Exercise brief:
Pictures should be excluded; otherwise, copy every entry exactly.

[start Extracted data]

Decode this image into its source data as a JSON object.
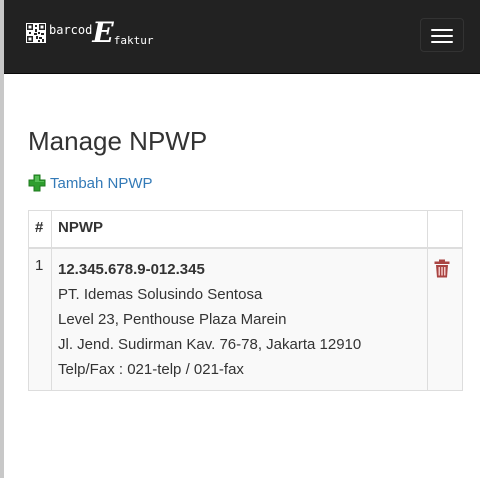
{
  "navbar": {
    "brand_prefix": "barcod",
    "brand_e": "E",
    "brand_suffix": "faktur"
  },
  "page": {
    "title": "Manage NPWP"
  },
  "actions": {
    "add_label": "Tambah NPWP"
  },
  "table": {
    "headers": {
      "num": "#",
      "npwp": "NPWP",
      "action": ""
    },
    "rows": [
      {
        "num": "1",
        "npwp": "12.345.678.9-012.345",
        "name": "PT. Idemas Solusindo Sentosa",
        "address1": "Level 23, Penthouse Plaza Marein",
        "address2": "Jl. Jend. Sudirman Kav. 76-78, Jakarta 12910",
        "contact": "Telp/Fax : 021-telp / 021-fax"
      }
    ]
  },
  "colors": {
    "navbar_bg": "#222222",
    "link": "#337ab7",
    "add_icon": "#2e9e2e",
    "delete_icon": "#a94442"
  },
  "icons": [
    "qr-code-icon",
    "menu-icon",
    "plus-icon",
    "trash-icon"
  ]
}
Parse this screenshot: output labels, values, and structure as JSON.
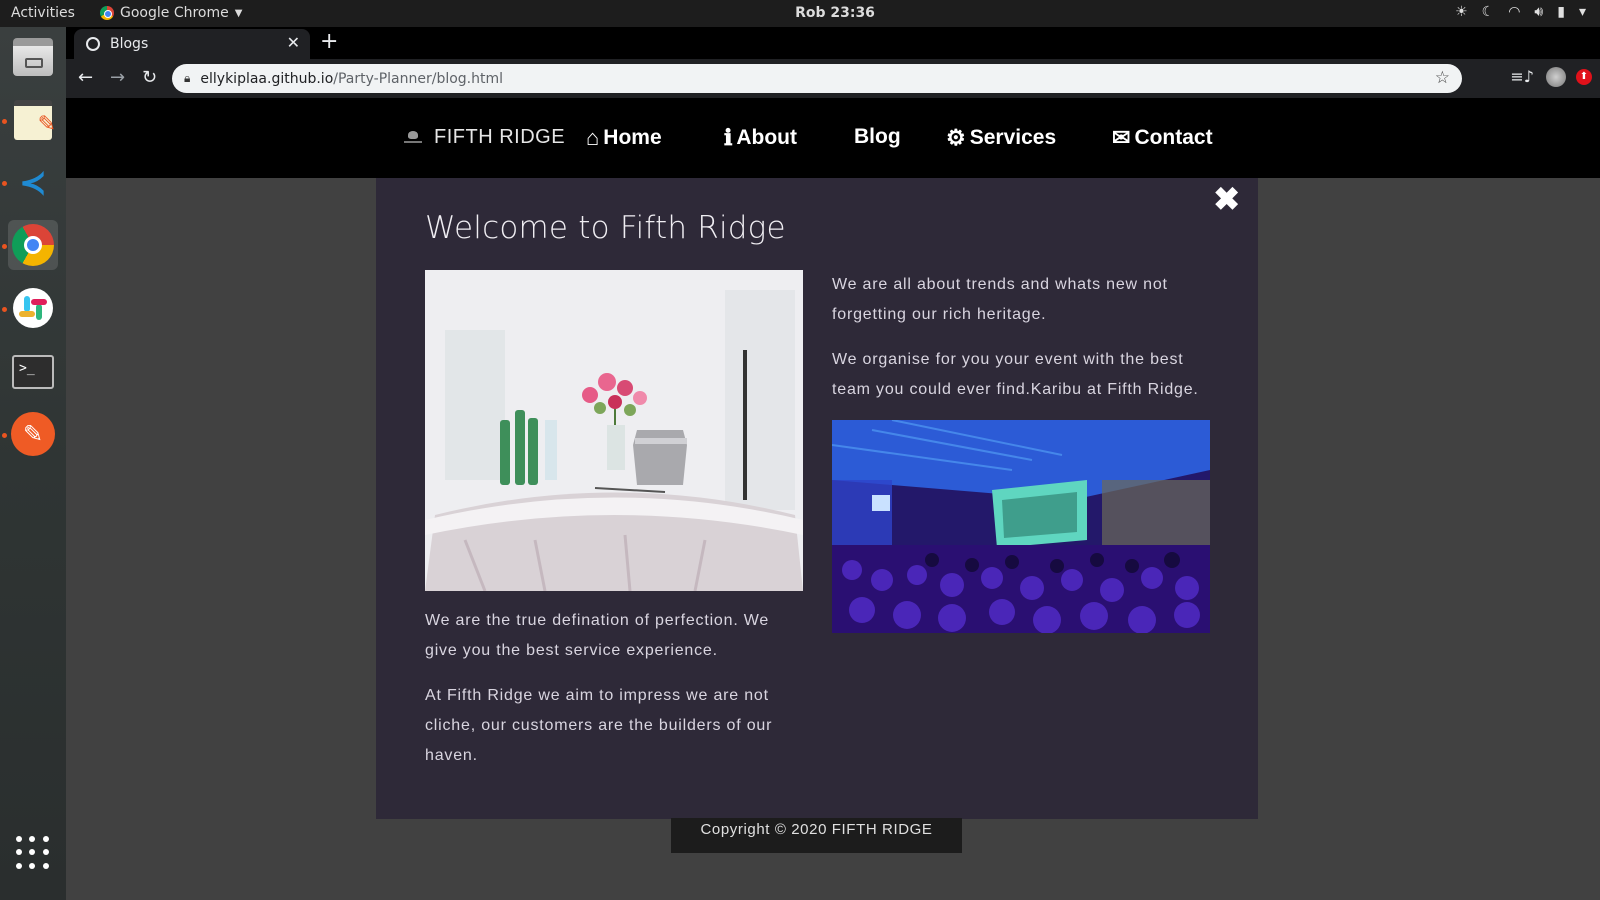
{
  "system": {
    "activities": "Activities",
    "app_name": "Google Chrome",
    "clock": "Rob 23:36"
  },
  "browser": {
    "tab_title": "Blogs",
    "url_host": "ellykiplaa.github.io",
    "url_path": "/Party-Planner/blog.html"
  },
  "site": {
    "brand": "FIFTH RIDGE",
    "nav": {
      "home": "Home",
      "about": "About",
      "blog": "Blog",
      "services": "Services",
      "contact": "Contact"
    }
  },
  "modal": {
    "title": "Welcome to Fifth Ridge",
    "left_paragraphs": [
      "We are the true defination of perfection. We give you the best service experience.",
      "At Fifth Ridge we aim to impress we are not cliche, our customers are the builders of our haven."
    ],
    "right_paragraphs": [
      "We are all about trends and whats new not forgetting our rich heritage.",
      "We organise for you your event with the best team you could ever find.Karibu at Fifth Ridge."
    ]
  },
  "footer": {
    "copyright": "Copyright © 2020 FIFTH RIDGE"
  },
  "colors": {
    "modal_bg": "#2e2938",
    "page_bg": "#414141",
    "nav_bg": "#000000",
    "footer_bg": "#1c1c1c"
  },
  "icons": [
    "chrome-icon",
    "globe-icon",
    "home-icon",
    "info-icon",
    "gears-icon",
    "envelope-icon",
    "close-icon",
    "lock-icon",
    "star-icon"
  ]
}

[end Extracted data]

Task response:
Decode this image into its source data as a JSON object.
{
  "navbar": {
    "brand_prefix": "barcod",
    "brand_e": "E",
    "brand_suffix": "faktur"
  },
  "page": {
    "title": "Manage NPWP"
  },
  "actions": {
    "add_label": "Tambah NPWP"
  },
  "table": {
    "headers": {
      "num": "#",
      "npwp": "NPWP",
      "action": ""
    },
    "rows": [
      {
        "num": "1",
        "npwp": "12.345.678.9-012.345",
        "name": "PT. Idemas Solusindo Sentosa",
        "address1": "Level 23, Penthouse Plaza Marein",
        "address2": "Jl. Jend. Sudirman Kav. 76-78, Jakarta 12910",
        "contact": "Telp/Fax : 021-telp / 021-fax"
      }
    ]
  },
  "colors": {
    "navbar_bg": "#222222",
    "link": "#337ab7",
    "add_icon": "#2e9e2e",
    "delete_icon": "#a94442"
  },
  "icons": [
    "qr-code-icon",
    "menu-icon",
    "plus-icon",
    "trash-icon"
  ]
}
Parse this screenshot: output labels, values, and structure as JSON.
{
  "system": {
    "activities": "Activities",
    "app_name": "Google Chrome",
    "clock": "Rob 23:36"
  },
  "browser": {
    "tab_title": "Blogs",
    "url_host": "ellykiplaa.github.io",
    "url_path": "/Party-Planner/blog.html"
  },
  "site": {
    "brand": "FIFTH RIDGE",
    "nav": {
      "home": "Home",
      "about": "About",
      "blog": "Blog",
      "services": "Services",
      "contact": "Contact"
    }
  },
  "modal": {
    "title": "Welcome to Fifth Ridge",
    "left_paragraphs": [
      "We are the true defination of perfection. We give you the best service experience.",
      "At Fifth Ridge we aim to impress we are not cliche, our customers are the builders of our haven."
    ],
    "right_paragraphs": [
      "We are all about trends and whats new not forgetting our rich heritage.",
      "We organise for you your event with the best team you could ever find.Karibu at Fifth Ridge."
    ]
  },
  "footer": {
    "copyright": "Copyright © 2020 FIFTH RIDGE"
  },
  "colors": {
    "modal_bg": "#2e2938",
    "page_bg": "#414141",
    "nav_bg": "#000000",
    "footer_bg": "#1c1c1c"
  },
  "icons": [
    "chrome-icon",
    "globe-icon",
    "home-icon",
    "info-icon",
    "gears-icon",
    "envelope-icon",
    "close-icon",
    "lock-icon",
    "star-icon"
  ]
}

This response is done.